◆ What the exercise asks
Search the entries for the word "this" and pull out each line that has it.

◆ Entries
========================
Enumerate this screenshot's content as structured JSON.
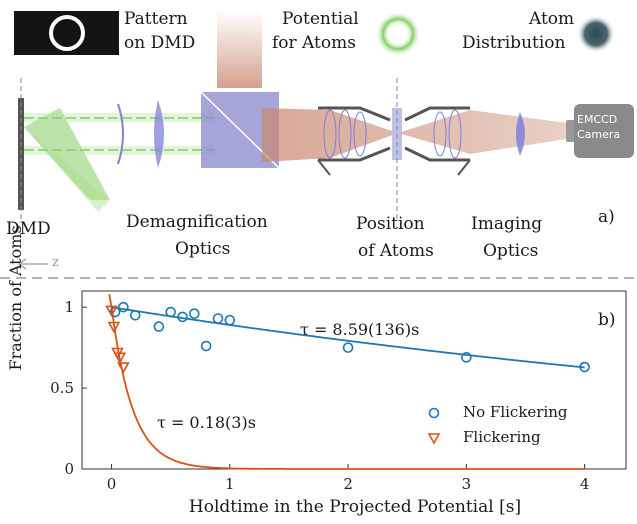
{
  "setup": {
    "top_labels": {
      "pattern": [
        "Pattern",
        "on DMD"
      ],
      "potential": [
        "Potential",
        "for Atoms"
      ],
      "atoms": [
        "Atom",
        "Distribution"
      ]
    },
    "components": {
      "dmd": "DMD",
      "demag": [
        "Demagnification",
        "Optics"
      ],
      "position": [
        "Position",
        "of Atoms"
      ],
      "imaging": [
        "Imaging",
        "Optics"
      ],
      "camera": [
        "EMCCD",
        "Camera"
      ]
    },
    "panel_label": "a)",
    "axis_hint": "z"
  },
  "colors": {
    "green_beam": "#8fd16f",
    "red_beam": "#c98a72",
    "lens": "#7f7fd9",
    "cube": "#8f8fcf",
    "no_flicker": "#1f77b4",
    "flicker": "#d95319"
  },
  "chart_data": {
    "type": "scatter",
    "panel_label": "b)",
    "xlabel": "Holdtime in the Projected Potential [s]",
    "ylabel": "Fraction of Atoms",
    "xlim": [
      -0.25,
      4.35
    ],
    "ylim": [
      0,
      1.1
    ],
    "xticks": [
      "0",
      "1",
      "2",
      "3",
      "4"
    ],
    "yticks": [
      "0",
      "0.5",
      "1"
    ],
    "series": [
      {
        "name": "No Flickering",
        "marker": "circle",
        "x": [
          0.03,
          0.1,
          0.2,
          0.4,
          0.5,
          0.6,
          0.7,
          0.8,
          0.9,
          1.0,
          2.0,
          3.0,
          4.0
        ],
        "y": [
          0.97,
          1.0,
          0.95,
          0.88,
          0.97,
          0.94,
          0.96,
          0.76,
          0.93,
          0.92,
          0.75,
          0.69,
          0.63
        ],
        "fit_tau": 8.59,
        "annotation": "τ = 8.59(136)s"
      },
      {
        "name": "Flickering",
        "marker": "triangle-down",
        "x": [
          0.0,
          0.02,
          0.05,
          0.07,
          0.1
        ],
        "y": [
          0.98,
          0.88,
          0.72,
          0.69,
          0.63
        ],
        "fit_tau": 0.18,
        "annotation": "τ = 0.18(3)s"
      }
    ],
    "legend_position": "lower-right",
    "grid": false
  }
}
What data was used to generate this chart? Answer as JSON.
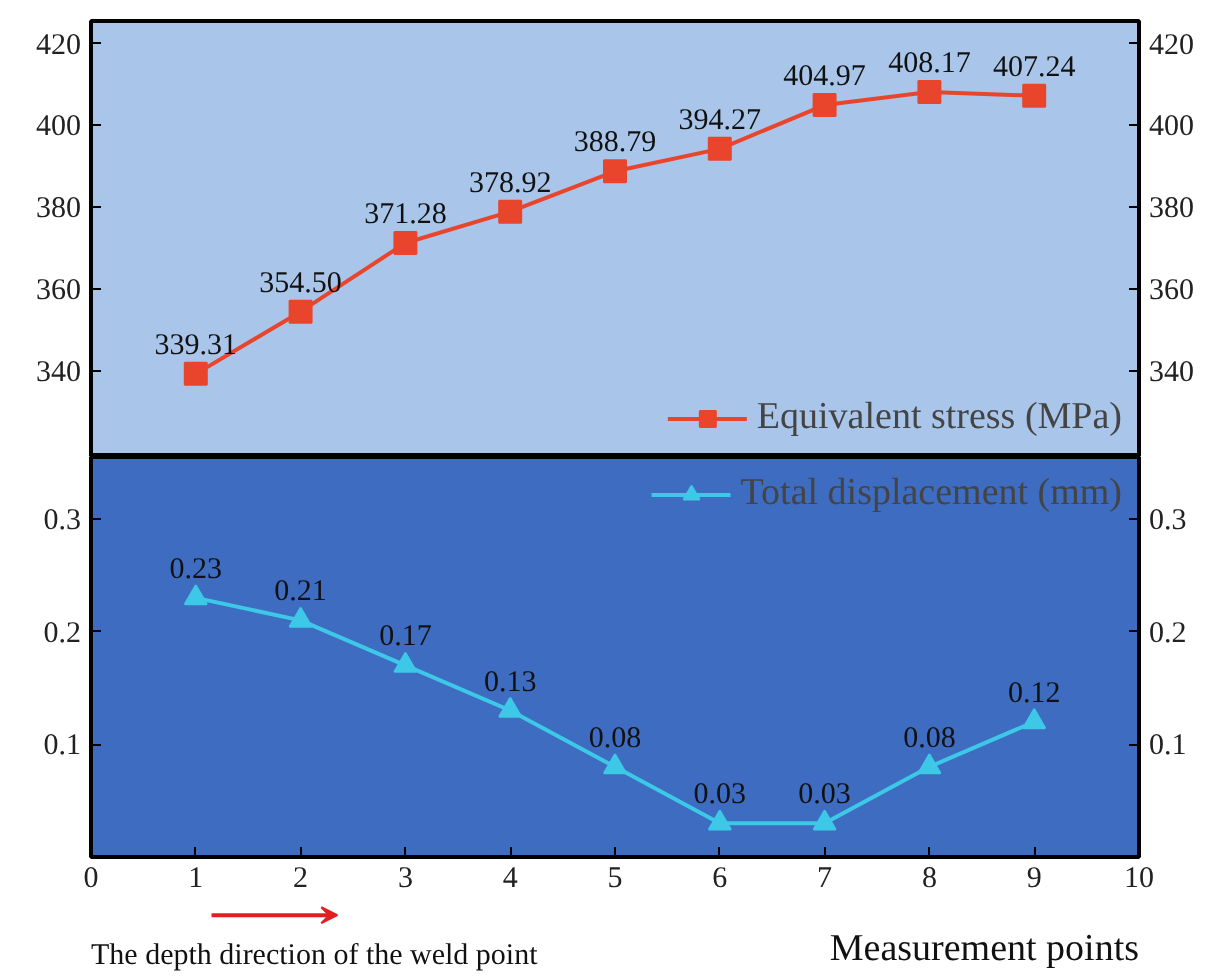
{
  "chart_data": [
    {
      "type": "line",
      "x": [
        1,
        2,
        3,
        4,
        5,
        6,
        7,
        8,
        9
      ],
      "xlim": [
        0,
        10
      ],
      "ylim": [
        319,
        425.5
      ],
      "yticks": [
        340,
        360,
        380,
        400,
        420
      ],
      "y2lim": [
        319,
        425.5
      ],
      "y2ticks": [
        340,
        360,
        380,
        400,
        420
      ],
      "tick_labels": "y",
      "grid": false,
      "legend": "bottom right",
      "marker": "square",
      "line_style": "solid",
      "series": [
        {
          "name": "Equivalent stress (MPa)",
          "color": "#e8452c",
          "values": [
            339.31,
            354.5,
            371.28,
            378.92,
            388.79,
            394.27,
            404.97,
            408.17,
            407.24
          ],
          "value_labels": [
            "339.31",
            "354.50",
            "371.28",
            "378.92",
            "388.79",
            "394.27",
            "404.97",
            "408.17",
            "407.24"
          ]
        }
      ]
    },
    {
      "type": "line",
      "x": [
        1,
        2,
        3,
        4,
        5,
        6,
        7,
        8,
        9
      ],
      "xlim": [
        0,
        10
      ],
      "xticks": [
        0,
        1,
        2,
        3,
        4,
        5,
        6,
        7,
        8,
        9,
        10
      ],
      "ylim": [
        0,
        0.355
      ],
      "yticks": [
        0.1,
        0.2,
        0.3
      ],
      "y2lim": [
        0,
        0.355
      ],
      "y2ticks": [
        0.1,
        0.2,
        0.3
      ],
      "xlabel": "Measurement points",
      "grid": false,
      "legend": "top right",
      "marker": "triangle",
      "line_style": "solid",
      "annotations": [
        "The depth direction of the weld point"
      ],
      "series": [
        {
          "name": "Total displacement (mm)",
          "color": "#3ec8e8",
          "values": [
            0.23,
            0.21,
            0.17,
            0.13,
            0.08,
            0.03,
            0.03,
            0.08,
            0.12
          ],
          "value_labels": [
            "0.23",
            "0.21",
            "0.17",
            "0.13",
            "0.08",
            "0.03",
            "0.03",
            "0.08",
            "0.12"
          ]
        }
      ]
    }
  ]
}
========================
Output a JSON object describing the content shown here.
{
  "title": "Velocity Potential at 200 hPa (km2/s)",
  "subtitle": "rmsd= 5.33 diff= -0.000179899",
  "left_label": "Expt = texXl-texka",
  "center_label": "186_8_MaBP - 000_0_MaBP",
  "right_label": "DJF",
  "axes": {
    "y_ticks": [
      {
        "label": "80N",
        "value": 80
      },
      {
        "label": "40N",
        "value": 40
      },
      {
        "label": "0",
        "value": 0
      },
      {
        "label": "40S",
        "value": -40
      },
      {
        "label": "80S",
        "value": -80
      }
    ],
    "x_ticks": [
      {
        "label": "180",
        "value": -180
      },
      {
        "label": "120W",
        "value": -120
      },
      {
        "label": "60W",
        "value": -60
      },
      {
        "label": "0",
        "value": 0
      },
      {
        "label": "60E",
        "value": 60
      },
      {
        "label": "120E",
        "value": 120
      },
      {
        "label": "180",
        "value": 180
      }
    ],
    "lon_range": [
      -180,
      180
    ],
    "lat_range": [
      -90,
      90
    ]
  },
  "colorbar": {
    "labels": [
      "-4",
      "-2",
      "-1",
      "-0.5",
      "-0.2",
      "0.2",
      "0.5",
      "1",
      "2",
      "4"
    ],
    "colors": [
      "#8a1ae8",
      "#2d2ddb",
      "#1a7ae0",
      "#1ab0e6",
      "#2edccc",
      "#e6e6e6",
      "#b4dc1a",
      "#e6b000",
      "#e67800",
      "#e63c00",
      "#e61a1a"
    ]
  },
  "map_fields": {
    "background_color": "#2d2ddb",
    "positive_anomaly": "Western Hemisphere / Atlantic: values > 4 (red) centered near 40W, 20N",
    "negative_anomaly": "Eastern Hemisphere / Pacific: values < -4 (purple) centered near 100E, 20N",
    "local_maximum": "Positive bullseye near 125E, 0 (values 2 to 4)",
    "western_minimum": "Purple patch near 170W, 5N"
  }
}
========================
◆ Final result
Enumerate this screenshot's content as structured JSON.
What data was used to generate this chart? Answer as JSON.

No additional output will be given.